Data records
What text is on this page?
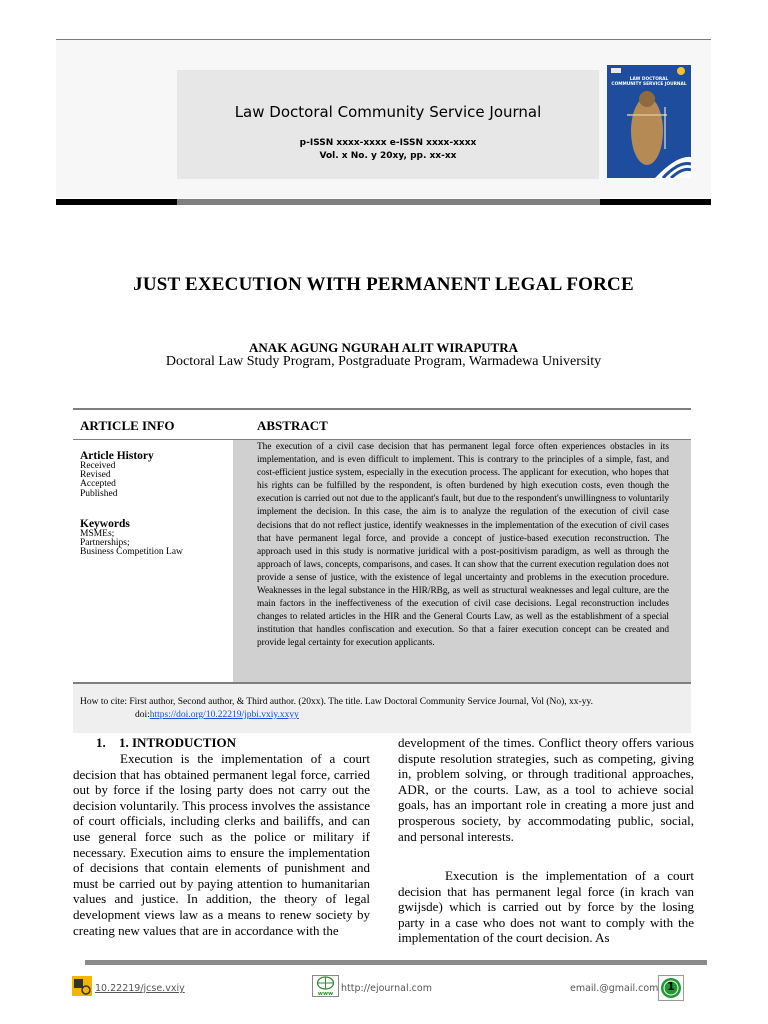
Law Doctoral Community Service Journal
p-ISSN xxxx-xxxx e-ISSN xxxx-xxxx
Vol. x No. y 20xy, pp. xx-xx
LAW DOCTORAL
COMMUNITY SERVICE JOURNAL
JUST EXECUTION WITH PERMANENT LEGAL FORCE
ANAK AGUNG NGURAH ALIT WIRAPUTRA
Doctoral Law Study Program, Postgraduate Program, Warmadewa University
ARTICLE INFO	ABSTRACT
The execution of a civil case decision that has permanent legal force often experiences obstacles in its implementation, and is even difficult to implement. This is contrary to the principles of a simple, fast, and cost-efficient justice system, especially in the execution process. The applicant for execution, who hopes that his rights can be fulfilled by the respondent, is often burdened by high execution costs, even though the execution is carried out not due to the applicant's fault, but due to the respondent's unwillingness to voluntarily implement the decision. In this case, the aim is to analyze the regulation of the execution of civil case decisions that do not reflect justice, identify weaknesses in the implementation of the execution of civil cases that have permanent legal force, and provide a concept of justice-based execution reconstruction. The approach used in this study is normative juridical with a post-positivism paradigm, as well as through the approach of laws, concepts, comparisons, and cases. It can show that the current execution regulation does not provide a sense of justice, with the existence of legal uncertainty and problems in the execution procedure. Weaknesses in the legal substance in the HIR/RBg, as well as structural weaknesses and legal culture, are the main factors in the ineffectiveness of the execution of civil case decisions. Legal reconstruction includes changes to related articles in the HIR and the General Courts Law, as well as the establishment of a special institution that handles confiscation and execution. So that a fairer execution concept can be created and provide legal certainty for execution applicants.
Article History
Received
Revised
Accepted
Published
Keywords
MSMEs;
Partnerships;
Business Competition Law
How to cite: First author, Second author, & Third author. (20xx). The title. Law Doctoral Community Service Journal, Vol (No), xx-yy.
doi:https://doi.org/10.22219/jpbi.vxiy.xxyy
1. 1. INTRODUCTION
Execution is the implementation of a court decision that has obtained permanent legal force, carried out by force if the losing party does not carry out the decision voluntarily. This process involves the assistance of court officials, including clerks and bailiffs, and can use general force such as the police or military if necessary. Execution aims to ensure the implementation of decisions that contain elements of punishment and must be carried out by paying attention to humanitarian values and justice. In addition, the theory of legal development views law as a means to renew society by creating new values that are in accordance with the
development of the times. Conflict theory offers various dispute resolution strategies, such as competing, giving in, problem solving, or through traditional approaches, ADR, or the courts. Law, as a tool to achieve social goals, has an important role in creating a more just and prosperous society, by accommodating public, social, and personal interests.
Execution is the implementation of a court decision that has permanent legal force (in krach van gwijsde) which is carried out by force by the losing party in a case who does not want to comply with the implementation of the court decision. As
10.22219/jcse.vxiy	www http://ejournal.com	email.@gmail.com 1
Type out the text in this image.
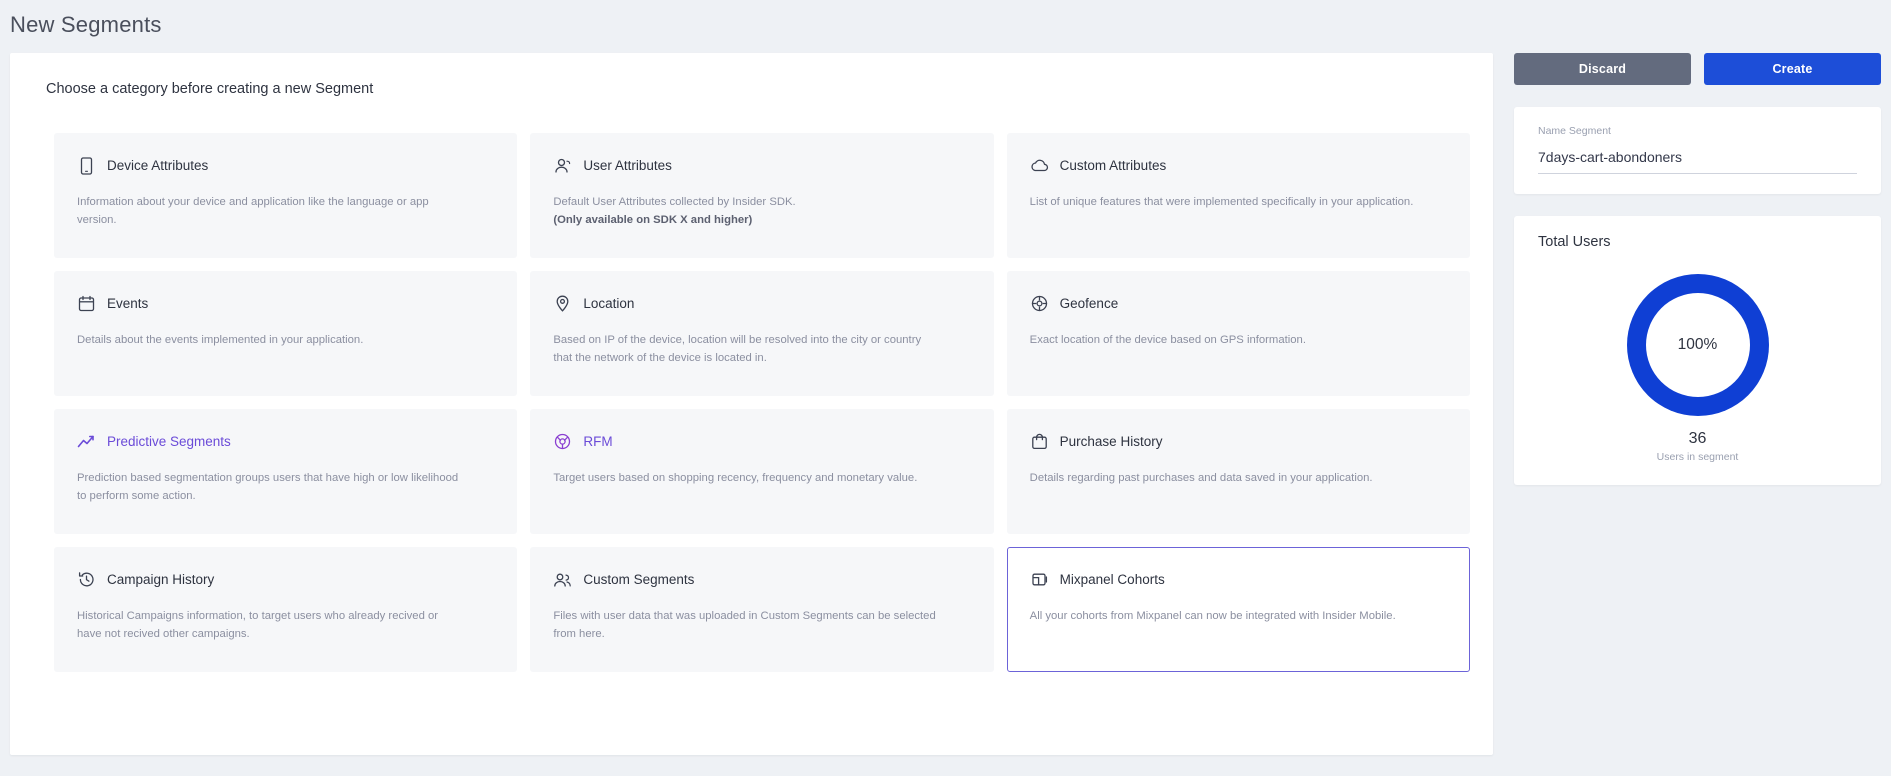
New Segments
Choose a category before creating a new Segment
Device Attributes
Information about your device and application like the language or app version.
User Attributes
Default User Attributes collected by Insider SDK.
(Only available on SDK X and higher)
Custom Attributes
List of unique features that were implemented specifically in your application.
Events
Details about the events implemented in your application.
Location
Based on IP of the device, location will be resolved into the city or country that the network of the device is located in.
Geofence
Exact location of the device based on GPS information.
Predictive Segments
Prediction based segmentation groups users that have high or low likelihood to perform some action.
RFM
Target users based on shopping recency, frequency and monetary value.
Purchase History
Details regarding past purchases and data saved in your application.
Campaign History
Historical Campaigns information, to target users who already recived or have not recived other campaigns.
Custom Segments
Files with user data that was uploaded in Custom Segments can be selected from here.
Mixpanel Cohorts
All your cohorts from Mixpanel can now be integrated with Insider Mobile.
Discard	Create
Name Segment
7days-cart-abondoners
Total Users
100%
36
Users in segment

...

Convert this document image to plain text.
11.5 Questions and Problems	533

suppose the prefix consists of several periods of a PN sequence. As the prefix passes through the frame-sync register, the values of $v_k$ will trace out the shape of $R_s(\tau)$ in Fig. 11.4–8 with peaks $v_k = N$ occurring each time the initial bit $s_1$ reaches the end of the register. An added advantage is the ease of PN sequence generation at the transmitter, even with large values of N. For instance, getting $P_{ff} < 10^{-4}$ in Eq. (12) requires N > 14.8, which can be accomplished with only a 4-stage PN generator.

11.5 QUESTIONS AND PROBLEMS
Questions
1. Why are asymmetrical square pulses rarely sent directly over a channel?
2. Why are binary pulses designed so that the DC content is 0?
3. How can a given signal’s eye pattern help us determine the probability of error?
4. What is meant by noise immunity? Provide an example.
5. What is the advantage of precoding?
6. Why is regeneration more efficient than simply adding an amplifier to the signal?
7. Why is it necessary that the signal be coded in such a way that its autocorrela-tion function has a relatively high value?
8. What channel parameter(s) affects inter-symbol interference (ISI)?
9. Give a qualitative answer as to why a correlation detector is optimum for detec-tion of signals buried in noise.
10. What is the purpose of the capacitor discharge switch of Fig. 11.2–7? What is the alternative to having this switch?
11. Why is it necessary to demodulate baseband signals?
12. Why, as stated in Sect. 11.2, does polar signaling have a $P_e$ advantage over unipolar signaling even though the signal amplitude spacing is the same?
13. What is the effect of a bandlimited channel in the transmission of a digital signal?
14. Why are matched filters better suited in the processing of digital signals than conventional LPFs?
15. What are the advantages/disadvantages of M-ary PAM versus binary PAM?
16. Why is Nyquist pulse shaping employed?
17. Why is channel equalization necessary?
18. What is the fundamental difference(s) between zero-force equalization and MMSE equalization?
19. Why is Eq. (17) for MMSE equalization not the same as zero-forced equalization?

==

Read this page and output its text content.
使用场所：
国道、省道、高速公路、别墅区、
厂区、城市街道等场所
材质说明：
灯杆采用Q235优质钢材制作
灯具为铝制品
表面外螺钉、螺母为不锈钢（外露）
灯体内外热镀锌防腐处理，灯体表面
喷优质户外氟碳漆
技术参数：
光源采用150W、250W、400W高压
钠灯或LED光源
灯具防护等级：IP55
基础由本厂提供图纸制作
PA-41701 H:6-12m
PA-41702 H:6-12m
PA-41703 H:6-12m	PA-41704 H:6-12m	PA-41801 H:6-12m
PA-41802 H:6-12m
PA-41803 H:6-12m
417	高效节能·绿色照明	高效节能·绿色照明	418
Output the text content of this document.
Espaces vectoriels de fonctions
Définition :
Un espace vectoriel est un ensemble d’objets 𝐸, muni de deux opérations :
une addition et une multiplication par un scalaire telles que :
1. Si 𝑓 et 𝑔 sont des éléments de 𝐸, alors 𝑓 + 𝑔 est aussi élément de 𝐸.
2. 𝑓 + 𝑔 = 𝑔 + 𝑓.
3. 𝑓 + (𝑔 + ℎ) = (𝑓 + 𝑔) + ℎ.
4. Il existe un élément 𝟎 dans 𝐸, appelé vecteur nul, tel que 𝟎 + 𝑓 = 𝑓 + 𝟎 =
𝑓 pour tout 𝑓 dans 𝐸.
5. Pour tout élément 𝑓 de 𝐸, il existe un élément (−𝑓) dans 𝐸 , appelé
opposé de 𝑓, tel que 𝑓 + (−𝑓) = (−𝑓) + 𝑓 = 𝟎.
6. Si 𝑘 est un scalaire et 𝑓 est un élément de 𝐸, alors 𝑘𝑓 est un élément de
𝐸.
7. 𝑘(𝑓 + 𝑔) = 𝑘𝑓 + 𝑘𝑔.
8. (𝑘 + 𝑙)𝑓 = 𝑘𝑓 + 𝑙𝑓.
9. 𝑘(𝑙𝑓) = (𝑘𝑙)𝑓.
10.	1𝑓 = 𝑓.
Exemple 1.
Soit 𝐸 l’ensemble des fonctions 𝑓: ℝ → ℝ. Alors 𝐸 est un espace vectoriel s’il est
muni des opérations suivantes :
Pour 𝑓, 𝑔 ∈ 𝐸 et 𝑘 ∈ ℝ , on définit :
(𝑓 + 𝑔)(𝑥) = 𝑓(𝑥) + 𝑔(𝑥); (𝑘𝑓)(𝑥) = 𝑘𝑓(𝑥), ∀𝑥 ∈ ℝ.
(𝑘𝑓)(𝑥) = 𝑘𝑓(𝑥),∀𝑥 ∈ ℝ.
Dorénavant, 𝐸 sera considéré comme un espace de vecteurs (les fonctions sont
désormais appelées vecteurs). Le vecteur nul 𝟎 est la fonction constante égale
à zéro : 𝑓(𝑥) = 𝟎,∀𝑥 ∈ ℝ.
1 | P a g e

Written problem ▸
Work out how many lines of the data above contain the string "pulses" and give the number alone.

Expected answer ▸
2